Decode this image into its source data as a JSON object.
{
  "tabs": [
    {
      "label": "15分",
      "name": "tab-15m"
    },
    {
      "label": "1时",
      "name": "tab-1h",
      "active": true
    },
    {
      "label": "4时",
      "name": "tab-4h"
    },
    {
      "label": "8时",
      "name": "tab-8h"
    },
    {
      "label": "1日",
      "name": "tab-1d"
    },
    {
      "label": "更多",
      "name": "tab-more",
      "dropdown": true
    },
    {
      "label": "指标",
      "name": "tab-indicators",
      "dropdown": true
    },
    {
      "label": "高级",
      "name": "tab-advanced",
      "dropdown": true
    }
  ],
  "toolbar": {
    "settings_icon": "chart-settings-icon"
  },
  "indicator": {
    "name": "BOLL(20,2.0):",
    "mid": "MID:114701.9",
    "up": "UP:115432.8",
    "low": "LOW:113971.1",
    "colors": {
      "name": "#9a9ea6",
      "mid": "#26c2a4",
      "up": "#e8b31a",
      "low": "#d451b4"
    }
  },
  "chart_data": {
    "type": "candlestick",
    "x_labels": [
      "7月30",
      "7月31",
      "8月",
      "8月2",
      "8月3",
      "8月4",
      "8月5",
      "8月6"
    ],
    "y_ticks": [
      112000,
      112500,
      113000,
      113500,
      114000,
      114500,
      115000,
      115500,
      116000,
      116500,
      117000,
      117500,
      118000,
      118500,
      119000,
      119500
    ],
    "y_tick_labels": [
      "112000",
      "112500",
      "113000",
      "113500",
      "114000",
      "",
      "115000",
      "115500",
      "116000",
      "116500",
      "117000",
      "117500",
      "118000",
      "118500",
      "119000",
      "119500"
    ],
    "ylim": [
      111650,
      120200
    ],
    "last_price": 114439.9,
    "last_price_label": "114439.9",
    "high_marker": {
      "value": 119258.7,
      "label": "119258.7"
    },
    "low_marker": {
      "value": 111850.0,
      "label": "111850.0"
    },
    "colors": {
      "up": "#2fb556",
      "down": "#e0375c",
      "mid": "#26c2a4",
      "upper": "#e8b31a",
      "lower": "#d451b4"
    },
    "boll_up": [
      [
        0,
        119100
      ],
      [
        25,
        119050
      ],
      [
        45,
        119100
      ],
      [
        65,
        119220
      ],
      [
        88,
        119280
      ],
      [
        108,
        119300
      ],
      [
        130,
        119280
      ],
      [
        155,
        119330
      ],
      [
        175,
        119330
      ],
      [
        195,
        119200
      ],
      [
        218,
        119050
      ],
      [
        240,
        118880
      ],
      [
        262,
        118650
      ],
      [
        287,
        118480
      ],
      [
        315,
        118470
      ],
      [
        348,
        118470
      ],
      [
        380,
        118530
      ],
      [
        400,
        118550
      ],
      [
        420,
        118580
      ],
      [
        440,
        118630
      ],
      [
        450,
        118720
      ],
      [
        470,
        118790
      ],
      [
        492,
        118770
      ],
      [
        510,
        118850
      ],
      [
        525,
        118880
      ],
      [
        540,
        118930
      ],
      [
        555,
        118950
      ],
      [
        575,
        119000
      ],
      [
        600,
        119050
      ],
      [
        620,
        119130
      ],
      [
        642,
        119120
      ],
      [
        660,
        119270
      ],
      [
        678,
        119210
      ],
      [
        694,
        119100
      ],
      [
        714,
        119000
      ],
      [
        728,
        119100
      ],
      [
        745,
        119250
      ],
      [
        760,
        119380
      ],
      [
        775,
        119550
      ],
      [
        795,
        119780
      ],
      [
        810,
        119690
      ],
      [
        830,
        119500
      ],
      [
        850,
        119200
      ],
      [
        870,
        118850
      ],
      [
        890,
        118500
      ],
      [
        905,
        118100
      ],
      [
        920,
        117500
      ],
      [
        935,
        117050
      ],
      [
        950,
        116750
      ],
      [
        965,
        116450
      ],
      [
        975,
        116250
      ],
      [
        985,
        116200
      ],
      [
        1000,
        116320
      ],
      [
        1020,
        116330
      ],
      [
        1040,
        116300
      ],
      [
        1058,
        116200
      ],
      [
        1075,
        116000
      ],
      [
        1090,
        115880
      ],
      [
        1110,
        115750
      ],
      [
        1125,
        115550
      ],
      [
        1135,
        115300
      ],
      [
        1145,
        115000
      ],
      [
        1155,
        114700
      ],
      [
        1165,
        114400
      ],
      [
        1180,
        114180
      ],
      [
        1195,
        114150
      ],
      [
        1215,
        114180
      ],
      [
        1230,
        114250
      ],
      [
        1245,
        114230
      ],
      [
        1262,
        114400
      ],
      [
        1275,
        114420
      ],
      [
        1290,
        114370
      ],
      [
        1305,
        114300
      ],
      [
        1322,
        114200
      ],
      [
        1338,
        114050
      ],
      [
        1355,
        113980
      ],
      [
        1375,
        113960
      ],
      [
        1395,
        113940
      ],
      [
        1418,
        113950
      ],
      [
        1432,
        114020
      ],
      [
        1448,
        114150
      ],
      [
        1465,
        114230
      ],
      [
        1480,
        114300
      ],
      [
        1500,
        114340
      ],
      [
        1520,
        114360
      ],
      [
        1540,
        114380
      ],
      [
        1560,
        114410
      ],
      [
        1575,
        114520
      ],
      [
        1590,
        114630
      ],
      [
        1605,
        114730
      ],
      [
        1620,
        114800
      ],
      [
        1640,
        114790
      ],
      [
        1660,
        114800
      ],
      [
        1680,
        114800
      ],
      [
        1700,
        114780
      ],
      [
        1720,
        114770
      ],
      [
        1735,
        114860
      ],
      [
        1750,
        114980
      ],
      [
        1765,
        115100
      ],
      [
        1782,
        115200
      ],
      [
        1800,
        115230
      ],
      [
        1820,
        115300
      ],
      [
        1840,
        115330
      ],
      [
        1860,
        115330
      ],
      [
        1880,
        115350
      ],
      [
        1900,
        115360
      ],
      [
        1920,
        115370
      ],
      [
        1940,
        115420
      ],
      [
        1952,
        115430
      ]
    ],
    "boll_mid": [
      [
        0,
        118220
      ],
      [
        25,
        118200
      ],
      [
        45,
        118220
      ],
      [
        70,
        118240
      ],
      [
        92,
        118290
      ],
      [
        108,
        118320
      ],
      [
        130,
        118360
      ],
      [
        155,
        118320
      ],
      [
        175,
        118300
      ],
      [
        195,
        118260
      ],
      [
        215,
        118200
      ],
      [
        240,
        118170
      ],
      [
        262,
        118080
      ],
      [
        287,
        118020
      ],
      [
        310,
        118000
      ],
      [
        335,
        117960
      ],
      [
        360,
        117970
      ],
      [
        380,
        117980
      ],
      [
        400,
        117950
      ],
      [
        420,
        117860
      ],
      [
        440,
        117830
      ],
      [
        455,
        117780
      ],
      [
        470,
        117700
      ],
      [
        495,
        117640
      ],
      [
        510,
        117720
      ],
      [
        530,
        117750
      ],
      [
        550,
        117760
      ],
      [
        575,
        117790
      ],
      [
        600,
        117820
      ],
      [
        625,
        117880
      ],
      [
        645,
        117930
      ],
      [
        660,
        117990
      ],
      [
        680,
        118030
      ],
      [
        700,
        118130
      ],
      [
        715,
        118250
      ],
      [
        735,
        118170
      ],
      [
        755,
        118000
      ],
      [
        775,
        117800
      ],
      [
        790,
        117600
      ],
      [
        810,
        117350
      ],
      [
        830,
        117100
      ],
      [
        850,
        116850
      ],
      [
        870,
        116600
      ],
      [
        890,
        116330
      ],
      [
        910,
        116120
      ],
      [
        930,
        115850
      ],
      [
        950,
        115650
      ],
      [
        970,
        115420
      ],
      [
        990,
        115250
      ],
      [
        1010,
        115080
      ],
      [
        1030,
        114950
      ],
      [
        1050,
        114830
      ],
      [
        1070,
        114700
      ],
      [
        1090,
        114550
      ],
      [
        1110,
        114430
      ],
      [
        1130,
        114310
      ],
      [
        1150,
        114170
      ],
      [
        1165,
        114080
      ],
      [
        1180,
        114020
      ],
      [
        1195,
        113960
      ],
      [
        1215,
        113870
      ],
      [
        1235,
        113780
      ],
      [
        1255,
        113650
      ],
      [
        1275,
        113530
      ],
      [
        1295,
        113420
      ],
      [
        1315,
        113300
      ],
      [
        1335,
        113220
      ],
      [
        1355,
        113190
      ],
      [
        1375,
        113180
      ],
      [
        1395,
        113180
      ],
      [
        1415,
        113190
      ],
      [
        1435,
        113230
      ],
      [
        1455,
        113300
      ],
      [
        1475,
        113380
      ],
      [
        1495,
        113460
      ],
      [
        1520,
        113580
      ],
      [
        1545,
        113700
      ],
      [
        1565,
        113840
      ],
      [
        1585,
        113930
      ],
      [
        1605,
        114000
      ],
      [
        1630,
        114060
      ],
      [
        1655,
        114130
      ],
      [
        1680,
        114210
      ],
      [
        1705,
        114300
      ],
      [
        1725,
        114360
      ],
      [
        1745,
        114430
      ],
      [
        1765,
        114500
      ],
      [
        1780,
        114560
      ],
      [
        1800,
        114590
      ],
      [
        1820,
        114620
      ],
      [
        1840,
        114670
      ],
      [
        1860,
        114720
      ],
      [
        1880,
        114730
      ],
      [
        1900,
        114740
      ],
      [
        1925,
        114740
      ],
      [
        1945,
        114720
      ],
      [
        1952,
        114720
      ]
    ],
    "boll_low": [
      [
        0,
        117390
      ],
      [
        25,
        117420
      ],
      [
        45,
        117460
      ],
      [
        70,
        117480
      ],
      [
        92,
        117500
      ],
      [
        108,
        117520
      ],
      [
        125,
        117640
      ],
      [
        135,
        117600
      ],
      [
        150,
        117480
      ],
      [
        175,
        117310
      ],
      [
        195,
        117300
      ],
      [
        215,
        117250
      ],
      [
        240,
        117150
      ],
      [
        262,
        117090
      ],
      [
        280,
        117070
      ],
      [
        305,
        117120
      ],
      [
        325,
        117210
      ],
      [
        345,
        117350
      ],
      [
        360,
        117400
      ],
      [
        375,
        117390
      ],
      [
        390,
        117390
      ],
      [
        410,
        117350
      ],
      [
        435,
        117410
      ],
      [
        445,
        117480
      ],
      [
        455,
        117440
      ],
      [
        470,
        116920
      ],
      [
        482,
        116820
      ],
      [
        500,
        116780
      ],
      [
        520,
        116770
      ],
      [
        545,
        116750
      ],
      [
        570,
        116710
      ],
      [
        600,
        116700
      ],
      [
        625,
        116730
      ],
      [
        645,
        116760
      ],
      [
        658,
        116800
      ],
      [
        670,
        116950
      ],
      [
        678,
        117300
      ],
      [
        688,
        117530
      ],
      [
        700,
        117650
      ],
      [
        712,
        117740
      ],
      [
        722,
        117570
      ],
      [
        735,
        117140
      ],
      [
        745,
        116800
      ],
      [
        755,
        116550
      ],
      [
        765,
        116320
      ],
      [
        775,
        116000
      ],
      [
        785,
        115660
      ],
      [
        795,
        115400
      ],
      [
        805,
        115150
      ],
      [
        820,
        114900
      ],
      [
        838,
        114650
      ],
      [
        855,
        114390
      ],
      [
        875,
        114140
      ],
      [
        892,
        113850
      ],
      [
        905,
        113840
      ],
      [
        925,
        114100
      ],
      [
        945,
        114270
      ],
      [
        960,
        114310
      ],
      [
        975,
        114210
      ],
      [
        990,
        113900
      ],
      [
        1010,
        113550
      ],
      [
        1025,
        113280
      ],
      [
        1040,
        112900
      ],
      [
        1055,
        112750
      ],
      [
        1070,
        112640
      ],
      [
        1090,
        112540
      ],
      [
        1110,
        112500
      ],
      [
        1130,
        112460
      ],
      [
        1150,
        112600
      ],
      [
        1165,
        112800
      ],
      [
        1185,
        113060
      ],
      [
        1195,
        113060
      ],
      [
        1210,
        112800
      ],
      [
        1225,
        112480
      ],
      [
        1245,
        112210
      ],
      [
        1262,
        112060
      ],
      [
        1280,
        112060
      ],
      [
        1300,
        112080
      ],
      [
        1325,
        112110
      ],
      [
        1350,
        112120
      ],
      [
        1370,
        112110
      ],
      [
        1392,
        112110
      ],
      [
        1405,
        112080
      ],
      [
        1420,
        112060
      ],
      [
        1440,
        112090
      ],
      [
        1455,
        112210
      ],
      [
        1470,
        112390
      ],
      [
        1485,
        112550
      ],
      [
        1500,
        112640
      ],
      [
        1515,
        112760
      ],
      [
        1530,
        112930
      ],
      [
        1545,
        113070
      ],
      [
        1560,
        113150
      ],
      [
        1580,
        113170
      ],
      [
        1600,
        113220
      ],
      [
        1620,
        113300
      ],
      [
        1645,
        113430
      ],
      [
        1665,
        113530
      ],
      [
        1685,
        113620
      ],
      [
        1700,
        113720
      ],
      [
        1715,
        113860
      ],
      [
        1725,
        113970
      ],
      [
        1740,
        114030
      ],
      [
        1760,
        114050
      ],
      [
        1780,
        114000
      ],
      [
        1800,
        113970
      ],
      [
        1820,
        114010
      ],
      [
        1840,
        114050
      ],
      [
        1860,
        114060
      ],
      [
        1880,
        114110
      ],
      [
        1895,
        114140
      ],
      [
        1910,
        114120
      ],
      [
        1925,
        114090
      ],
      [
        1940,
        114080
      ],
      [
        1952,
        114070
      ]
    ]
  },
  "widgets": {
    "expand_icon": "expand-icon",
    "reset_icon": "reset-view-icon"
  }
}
________________
### Exercise brief
Go through the material and copy out every line with "name" in it.

### Answer for this exercise
      "name": "tab-15m"
      "name": "tab-1h",
      "name": "tab-4h"
      "name": "tab-8h"
      "name": "tab-1d"
      "name": "tab-more",
      "name": "tab-indicators",
      "name": "tab-advanced",
    "name": "BOLL(20,2.0):",
      "name": "#9a9ea6",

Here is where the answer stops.